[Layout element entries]
************
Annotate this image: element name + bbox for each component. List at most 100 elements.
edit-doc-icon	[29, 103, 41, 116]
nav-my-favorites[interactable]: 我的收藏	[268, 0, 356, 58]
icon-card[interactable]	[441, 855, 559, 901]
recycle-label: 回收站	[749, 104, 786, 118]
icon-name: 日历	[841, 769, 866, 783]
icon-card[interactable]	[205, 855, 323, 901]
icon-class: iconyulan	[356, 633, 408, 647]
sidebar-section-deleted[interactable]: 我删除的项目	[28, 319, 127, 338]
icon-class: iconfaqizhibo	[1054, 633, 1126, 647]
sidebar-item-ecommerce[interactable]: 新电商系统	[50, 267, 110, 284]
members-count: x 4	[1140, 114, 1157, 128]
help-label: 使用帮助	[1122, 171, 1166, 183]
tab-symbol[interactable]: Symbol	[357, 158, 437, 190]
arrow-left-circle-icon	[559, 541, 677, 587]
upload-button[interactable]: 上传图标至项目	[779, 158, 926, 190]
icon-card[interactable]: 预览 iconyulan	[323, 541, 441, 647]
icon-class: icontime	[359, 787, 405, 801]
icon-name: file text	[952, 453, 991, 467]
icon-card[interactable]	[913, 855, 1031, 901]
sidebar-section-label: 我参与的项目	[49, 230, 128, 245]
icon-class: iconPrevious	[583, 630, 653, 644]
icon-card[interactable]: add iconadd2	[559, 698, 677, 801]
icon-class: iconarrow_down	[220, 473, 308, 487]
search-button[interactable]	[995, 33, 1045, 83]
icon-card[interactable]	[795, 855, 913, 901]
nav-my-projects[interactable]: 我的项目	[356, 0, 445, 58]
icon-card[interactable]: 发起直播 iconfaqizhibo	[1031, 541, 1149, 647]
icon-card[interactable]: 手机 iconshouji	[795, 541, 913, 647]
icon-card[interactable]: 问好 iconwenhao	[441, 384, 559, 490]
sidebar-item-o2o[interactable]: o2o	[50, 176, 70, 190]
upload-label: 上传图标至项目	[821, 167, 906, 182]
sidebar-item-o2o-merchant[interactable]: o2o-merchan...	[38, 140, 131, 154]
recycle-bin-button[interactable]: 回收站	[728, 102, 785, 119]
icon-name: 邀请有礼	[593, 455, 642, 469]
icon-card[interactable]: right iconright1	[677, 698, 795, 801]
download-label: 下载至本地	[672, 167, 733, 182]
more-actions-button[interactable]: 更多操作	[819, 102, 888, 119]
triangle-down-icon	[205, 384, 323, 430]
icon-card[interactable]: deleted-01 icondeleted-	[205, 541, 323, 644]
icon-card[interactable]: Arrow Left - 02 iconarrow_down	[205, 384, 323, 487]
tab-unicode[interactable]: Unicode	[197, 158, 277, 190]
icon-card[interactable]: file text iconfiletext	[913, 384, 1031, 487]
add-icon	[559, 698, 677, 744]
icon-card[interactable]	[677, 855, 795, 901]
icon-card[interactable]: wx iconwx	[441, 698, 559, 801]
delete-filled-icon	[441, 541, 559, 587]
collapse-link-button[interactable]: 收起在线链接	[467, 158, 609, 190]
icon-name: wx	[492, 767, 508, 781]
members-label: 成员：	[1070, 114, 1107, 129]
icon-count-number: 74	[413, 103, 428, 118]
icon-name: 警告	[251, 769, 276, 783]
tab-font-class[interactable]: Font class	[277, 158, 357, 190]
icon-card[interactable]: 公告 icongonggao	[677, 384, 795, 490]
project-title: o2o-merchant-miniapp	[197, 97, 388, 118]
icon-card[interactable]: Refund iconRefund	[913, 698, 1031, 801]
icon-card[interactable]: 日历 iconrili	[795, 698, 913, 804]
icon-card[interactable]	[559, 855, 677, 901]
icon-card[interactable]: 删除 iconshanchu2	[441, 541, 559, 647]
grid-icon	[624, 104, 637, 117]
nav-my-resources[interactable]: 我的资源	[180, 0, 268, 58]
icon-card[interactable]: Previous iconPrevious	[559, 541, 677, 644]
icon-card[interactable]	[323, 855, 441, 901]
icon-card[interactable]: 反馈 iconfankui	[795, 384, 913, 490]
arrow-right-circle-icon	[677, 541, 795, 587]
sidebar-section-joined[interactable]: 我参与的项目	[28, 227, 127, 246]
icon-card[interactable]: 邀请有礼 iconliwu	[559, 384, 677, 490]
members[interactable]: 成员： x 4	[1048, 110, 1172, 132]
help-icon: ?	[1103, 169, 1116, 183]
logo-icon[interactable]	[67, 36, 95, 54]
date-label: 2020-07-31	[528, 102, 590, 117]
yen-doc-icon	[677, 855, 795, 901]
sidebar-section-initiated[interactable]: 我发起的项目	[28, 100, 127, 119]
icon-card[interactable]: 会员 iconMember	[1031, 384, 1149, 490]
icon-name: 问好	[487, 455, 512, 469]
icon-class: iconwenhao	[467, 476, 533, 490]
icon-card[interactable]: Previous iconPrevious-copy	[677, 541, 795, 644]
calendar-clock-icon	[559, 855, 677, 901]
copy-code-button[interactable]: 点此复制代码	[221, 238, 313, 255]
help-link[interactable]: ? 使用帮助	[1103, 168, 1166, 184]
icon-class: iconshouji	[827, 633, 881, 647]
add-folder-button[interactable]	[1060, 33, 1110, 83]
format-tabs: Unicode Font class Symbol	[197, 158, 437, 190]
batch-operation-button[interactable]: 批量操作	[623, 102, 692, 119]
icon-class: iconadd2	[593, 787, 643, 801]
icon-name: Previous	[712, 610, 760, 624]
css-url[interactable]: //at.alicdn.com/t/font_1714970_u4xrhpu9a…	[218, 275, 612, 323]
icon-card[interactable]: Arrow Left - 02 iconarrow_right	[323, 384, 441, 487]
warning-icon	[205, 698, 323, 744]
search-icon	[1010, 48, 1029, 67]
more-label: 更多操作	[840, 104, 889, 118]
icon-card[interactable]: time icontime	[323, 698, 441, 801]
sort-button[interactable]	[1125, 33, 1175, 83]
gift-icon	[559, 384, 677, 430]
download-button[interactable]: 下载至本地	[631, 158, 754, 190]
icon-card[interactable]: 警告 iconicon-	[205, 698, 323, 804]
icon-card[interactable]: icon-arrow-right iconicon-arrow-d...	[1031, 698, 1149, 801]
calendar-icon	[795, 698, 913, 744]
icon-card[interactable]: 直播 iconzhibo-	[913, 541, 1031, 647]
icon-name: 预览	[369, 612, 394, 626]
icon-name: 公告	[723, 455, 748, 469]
************
YOUR GOAL: Please pull out the lines of the material from its start through the line containing "541, 323, 644]", and reproduce each one verbatim.

RESPONSE:
Annotate this image: element name + bbox for each component. List at most 100 elements.
edit-doc-icon	[29, 103, 41, 116]
nav-my-favorites[interactable]: 我的收藏	[268, 0, 356, 58]
icon-card[interactable]	[441, 855, 559, 901]
recycle-label: 回收站	[749, 104, 786, 118]
icon-name: 日历	[841, 769, 866, 783]
icon-card[interactable]	[205, 855, 323, 901]
icon-class: iconyulan	[356, 633, 408, 647]
sidebar-section-deleted[interactable]: 我删除的项目	[28, 319, 127, 338]
icon-class: iconfaqizhibo	[1054, 633, 1126, 647]
sidebar-item-ecommerce[interactable]: 新电商系统	[50, 267, 110, 284]
members-count: x 4	[1140, 114, 1157, 128]
help-label: 使用帮助	[1122, 171, 1166, 183]
tab-symbol[interactable]: Symbol	[357, 158, 437, 190]
arrow-left-circle-icon	[559, 541, 677, 587]
upload-button[interactable]: 上传图标至项目	[779, 158, 926, 190]
icon-card[interactable]: 预览 iconyulan	[323, 541, 441, 647]
icon-class: icontime	[359, 787, 405, 801]
icon-name: file text	[952, 453, 991, 467]
icon-card[interactable]	[913, 855, 1031, 901]
sidebar-section-label: 我参与的项目	[49, 230, 128, 245]
icon-class: iconPrevious	[583, 630, 653, 644]
icon-card[interactable]: add iconadd2	[559, 698, 677, 801]
icon-class: iconarrow_down	[220, 473, 308, 487]
search-button[interactable]	[995, 33, 1045, 83]
icon-card[interactable]	[795, 855, 913, 901]
nav-my-projects[interactable]: 我的项目	[356, 0, 445, 58]
icon-card[interactable]: 发起直播 iconfaqizhibo	[1031, 541, 1149, 647]
icon-card[interactable]: 手机 iconshouji	[795, 541, 913, 647]
icon-card[interactable]: 问好 iconwenhao	[441, 384, 559, 490]
sidebar-item-o2o[interactable]: o2o	[50, 176, 70, 190]
upload-label: 上传图标至项目	[821, 167, 906, 182]
sidebar-item-o2o-merchant[interactable]: o2o-merchan...	[38, 140, 131, 154]
recycle-bin-button[interactable]: 回收站	[728, 102, 785, 119]
icon-name: 邀请有礼	[593, 455, 642, 469]
icon-card[interactable]: right iconright1	[677, 698, 795, 801]
download-label: 下载至本地	[672, 167, 733, 182]
more-actions-button[interactable]: 更多操作	[819, 102, 888, 119]
triangle-down-icon	[205, 384, 323, 430]
icon-card[interactable]: deleted-01 icondeleted-	[205, 541, 323, 644]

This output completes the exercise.